### Set task
Word for word, quote all of the material, omitting the pictures.

### The input
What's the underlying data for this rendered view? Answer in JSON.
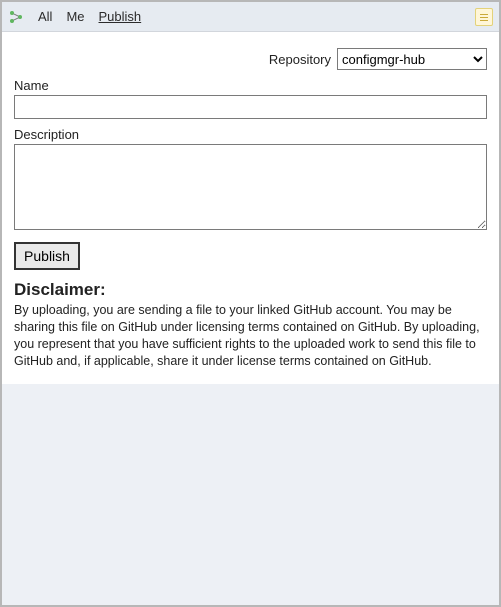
{
  "toolbar": {
    "tabs": [
      {
        "label": "All"
      },
      {
        "label": "Me"
      },
      {
        "label": "Publish"
      }
    ],
    "active_index": 2
  },
  "form": {
    "repository_label": "Repository",
    "repository_selected": "configmgr-hub",
    "repository_options": [
      "configmgr-hub"
    ],
    "name_label": "Name",
    "name_value": "",
    "description_label": "Description",
    "description_value": "",
    "publish_button": "Publish"
  },
  "disclaimer": {
    "heading": "Disclaimer:",
    "text": "By uploading, you are sending a file to your linked GitHub account. You may be sharing this file on GitHub under licensing terms contained on GitHub. By uploading, you represent that you have sufficient rights to the uploaded work to send this file to GitHub and, if applicable, share it under license terms contained on GitHub."
  }
}
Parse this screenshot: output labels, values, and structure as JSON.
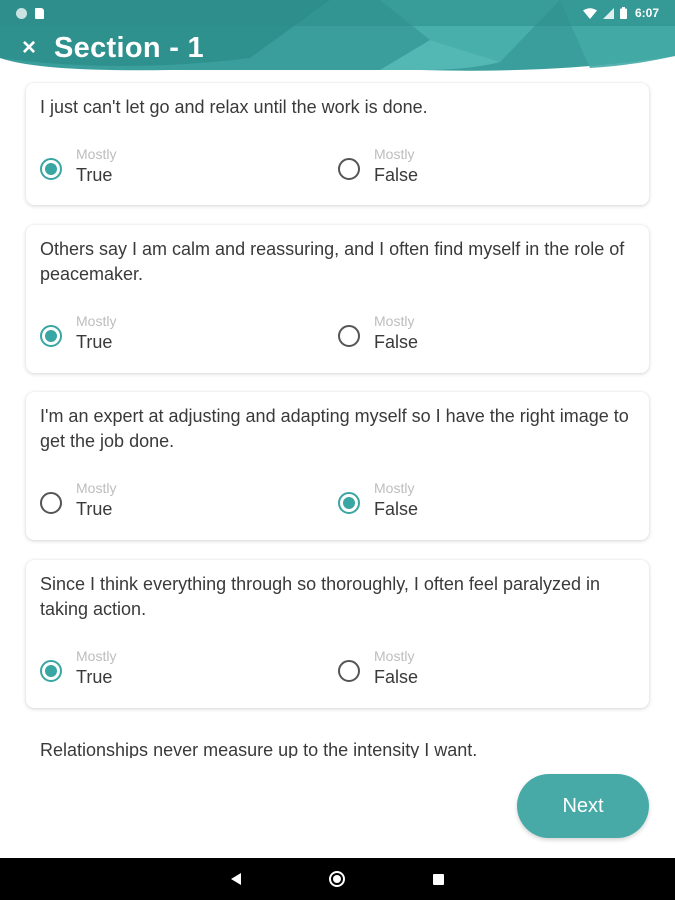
{
  "status_bar": {
    "time": "6:07",
    "icons": [
      "notification-dot-icon",
      "sd-card-icon",
      "wifi-icon",
      "signal-icon",
      "battery-icon"
    ]
  },
  "header": {
    "close_icon": "×",
    "title": "Section - 1"
  },
  "questions": [
    {
      "text": "I just can't let go and relax until the work is done.",
      "options": [
        {
          "qualifier": "Mostly",
          "label": "True",
          "selected": true
        },
        {
          "qualifier": "Mostly",
          "label": "False",
          "selected": false
        }
      ]
    },
    {
      "text": "Others say I am calm and reassuring, and I often find myself in the role of peacemaker.",
      "options": [
        {
          "qualifier": "Mostly",
          "label": "True",
          "selected": true
        },
        {
          "qualifier": "Mostly",
          "label": "False",
          "selected": false
        }
      ]
    },
    {
      "text": "I'm an expert at adjusting and adapting myself so I have the right image to get the job done.",
      "options": [
        {
          "qualifier": "Mostly",
          "label": "True",
          "selected": false
        },
        {
          "qualifier": "Mostly",
          "label": "False",
          "selected": true
        }
      ]
    },
    {
      "text": "Since I think everything through so thoroughly, I often feel paralyzed in taking action.",
      "options": [
        {
          "qualifier": "Mostly",
          "label": "True",
          "selected": true
        },
        {
          "qualifier": "Mostly",
          "label": "False",
          "selected": false
        }
      ]
    },
    {
      "text": "Relationships never measure up to the intensity I want."
    }
  ],
  "footer": {
    "next_label": "Next"
  },
  "colors": {
    "accent": "#3aa6a3",
    "header_dark": "#2c8d8a",
    "header_light": "#5ec2be",
    "button": "#47aaa6"
  }
}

### Result below
What's the underlying data for this rendered view? Answer in JSON.
{
  "toolbar": {
    "tabs": [
      {
        "label": "All"
      },
      {
        "label": "Me"
      },
      {
        "label": "Publish"
      }
    ],
    "active_index": 2
  },
  "form": {
    "repository_label": "Repository",
    "repository_selected": "configmgr-hub",
    "repository_options": [
      "configmgr-hub"
    ],
    "name_label": "Name",
    "name_value": "",
    "description_label": "Description",
    "description_value": "",
    "publish_button": "Publish"
  },
  "disclaimer": {
    "heading": "Disclaimer:",
    "text": "By uploading, you are sending a file to your linked GitHub account. You may be sharing this file on GitHub under licensing terms contained on GitHub. By uploading, you represent that you have sufficient rights to the uploaded work to send this file to GitHub and, if applicable, share it under license terms contained on GitHub."
  }
}
Parse this screenshot: output labels, values, and structure as JSON.
{
  "status_bar": {
    "time": "6:07",
    "icons": [
      "notification-dot-icon",
      "sd-card-icon",
      "wifi-icon",
      "signal-icon",
      "battery-icon"
    ]
  },
  "header": {
    "close_icon": "×",
    "title": "Section - 1"
  },
  "questions": [
    {
      "text": "I just can't let go and relax until the work is done.",
      "options": [
        {
          "qualifier": "Mostly",
          "label": "True",
          "selected": true
        },
        {
          "qualifier": "Mostly",
          "label": "False",
          "selected": false
        }
      ]
    },
    {
      "text": "Others say I am calm and reassuring, and I often find myself in the role of peacemaker.",
      "options": [
        {
          "qualifier": "Mostly",
          "label": "True",
          "selected": true
        },
        {
          "qualifier": "Mostly",
          "label": "False",
          "selected": false
        }
      ]
    },
    {
      "text": "I'm an expert at adjusting and adapting myself so I have the right image to get the job done.",
      "options": [
        {
          "qualifier": "Mostly",
          "label": "True",
          "selected": false
        },
        {
          "qualifier": "Mostly",
          "label": "False",
          "selected": true
        }
      ]
    },
    {
      "text": "Since I think everything through so thoroughly, I often feel paralyzed in taking action.",
      "options": [
        {
          "qualifier": "Mostly",
          "label": "True",
          "selected": true
        },
        {
          "qualifier": "Mostly",
          "label": "False",
          "selected": false
        }
      ]
    },
    {
      "text": "Relationships never measure up to the intensity I want."
    }
  ],
  "footer": {
    "next_label": "Next"
  },
  "colors": {
    "accent": "#3aa6a3",
    "header_dark": "#2c8d8a",
    "header_light": "#5ec2be",
    "button": "#47aaa6"
  }
}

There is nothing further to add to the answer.